◆ **Records to use**:

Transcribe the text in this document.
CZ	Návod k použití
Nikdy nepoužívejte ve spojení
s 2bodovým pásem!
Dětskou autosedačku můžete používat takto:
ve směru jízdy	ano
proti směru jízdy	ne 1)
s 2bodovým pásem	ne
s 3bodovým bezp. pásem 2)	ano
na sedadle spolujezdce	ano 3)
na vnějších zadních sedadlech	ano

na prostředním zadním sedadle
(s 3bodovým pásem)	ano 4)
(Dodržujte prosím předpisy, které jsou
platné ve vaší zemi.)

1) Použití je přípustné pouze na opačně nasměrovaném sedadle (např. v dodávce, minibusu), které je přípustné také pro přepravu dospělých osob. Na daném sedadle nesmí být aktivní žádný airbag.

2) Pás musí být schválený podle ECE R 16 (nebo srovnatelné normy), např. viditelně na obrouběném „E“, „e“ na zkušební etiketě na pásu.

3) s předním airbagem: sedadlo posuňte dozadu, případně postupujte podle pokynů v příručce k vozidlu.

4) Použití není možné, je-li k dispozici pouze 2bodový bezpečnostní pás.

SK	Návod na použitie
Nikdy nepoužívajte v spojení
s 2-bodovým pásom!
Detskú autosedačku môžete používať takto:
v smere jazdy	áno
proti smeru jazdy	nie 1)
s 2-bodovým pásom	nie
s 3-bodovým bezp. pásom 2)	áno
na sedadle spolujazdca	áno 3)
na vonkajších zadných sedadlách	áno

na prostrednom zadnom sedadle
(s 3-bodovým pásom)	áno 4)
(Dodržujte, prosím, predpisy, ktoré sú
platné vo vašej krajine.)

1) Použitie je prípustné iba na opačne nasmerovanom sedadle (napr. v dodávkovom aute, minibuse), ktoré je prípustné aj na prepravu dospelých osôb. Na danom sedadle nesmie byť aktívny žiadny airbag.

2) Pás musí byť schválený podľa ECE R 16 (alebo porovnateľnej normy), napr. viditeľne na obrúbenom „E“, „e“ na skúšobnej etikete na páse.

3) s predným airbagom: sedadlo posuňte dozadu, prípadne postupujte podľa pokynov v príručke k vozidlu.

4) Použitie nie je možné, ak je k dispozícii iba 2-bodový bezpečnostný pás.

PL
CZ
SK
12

◆ **Objective**: Return every line containing "takto".

◆ **Task output**:
Dětskou autosedačku můžete používat takto:
Detskú autosedačku môžete používať takto:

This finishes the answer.